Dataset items
__________________________________________________

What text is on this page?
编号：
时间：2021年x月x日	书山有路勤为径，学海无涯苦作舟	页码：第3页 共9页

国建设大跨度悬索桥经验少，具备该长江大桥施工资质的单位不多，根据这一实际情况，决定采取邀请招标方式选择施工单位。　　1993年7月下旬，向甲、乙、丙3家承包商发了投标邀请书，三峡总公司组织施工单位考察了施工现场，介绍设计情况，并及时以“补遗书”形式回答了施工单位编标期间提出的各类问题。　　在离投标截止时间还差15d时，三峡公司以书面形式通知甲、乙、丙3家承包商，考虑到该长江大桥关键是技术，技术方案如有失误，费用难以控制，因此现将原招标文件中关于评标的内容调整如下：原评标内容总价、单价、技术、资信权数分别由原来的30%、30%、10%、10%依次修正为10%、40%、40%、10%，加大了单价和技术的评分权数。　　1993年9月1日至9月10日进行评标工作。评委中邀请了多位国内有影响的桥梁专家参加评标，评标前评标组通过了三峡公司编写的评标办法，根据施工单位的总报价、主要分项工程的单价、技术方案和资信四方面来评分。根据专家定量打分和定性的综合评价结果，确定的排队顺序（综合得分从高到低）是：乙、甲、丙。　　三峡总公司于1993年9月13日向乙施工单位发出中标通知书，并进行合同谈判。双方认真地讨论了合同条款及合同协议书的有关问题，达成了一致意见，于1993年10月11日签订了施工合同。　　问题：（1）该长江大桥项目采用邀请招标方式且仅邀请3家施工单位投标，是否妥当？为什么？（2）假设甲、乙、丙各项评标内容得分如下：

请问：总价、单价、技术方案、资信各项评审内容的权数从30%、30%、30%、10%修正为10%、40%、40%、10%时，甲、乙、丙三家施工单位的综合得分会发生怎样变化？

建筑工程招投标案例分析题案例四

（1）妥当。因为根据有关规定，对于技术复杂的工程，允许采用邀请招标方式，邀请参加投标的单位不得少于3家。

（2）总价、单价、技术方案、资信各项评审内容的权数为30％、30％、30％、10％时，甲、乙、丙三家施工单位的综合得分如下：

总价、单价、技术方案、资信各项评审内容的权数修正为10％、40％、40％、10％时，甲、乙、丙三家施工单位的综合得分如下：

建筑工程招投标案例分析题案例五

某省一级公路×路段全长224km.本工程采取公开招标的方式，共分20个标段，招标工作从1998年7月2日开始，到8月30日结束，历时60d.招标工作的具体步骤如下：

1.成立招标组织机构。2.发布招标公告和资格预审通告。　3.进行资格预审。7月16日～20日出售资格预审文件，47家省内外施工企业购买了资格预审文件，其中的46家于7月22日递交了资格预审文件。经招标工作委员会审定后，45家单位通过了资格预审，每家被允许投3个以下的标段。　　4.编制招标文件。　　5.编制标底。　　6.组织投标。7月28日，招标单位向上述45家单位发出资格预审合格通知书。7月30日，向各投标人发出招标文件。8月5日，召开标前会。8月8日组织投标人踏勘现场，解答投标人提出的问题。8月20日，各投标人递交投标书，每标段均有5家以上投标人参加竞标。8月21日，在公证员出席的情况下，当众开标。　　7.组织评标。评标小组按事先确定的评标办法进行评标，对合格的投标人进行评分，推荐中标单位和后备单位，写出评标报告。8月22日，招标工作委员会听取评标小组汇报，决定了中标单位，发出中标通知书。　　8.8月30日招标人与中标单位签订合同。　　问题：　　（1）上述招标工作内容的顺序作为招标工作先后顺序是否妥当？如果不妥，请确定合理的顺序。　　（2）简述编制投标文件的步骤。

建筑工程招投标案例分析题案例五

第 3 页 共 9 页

__________________________________________________

> **STATED TASK**
Each line of the material should be echoed exactly.

> **OUTPUT FOR THIS TASK**
What text is on this page?
编号：
时间：2021年x月x日	书山有路勤为径，学海无涯苦作舟	页码：第3页 共9页

国建设大跨度悬索桥经验少，具备该长江大桥施工资质的单位不多，根据这一实际情况，决定采取邀请招标方式选择施工单位。　　1993年7月下旬，向甲、乙、丙3家承包商发了投标邀请书，三峡总公司组织施工单位考察了施工现场，介绍设计情况，并及时以“补遗书”形式回答了施工单位编标期间提出的各类问题。　　在离投标截止时间还差15d时，三峡公司以书面形式通知甲、乙、丙3家承包商，考虑到该长江大桥关键是技术，技术方案如有失误，费用难以控制，因此现将原招标文件中关于评标的内容调整如下：原评标内容总价、单价、技术、资信权数分别由原来的30%、30%、10%、10%依次修正为10%、40%、40%、10%，加大了单价和技术的评分权数。　　1993年9月1日至9月10日进行评标工作。评委中邀请了多位国内有影响的桥梁专家参加评标，评标前评标组通过了三峡公司编写的评标办法，根据施工单位的总报价、主要分项工程的单价、技术方案和资信四方面来评分。根据专家定量打分和定性的综合评价结果，确定的排队顺序（综合得分从高到低）是：乙、甲、丙。　　三峡总公司于1993年9月13日向乙施工单位发出中标通知书，并进行合同谈判。双方认真地讨论了合同条款及合同协议书的有关问题，达成了一致意见，于1993年10月11日签订了施工合同。　　问题：（1）该长江大桥项目采用邀请招标方式且仅邀请3家施工单位投标，是否妥当？为什么？（2）假设甲、乙、丙各项评标内容得分如下：

请问：总价、单价、技术方案、资信各项评审内容的权数从30%、30%、30%、10%修正为10%、40%、40%、10%时，甲、乙、丙三家施工单位的综合得分会发生怎样变化？

建筑工程招投标案例分析题案例四

（1）妥当。因为根据有关规定，对于技术复杂的工程，允许采用邀请招标方式，邀请参加投标的单位不得少于3家。

（2）总价、单价、技术方案、资信各项评审内容的权数为30％、30％、30％、10％时，甲、乙、丙三家施工单位的综合得分如下：

总价、单价、技术方案、资信各项评审内容的权数修正为10％、40％、40％、10％时，甲、乙、丙三家施工单位的综合得分如下：

建筑工程招投标案例分析题案例五

某省一级公路×路段全长224km.本工程采取公开招标的方式，共分20个标段，招标工作从1998年7月2日开始，到8月30日结束，历时60d.招标工作的具体步骤如下：

1.成立招标组织机构。2.发布招标公告和资格预审通告。　3.进行资格预审。7月16日～20日出售资格预审文件，47家省内外施工企业购买了资格预审文件，其中的46家于7月22日递交了资格预审文件。经招标工作委员会审定后，45家单位通过了资格预审，每家被允许投3个以下的标段。　　4.编制招标文件。　　5.编制标底。　　6.组织投标。7月28日，招标单位向上述45家单位发出资格预审合格通知书。7月30日，向各投标人发出招标文件。8月5日，召开标前会。8月8日组织投标人踏勘现场，解答投标人提出的问题。8月20日，各投标人递交投标书，每标段均有5家以上投标人参加竞标。8月21日，在公证员出席的情况下，当众开标。　　7.组织评标。评标小组按事先确定的评标办法进行评标，对合格的投标人进行评分，推荐中标单位和后备单位，写出评标报告。8月22日，招标工作委员会听取评标小组汇报，决定了中标单位，发出中标通知书。　　8.8月30日招标人与中标单位签订合同。　　问题：　　（1）上述招标工作内容的顺序作为招标工作先后顺序是否妥当？如果不妥，请确定合理的顺序。　　（2）简述编制投标文件的步骤。

建筑工程招投标案例分析题案例五

第 3 页 共 9 页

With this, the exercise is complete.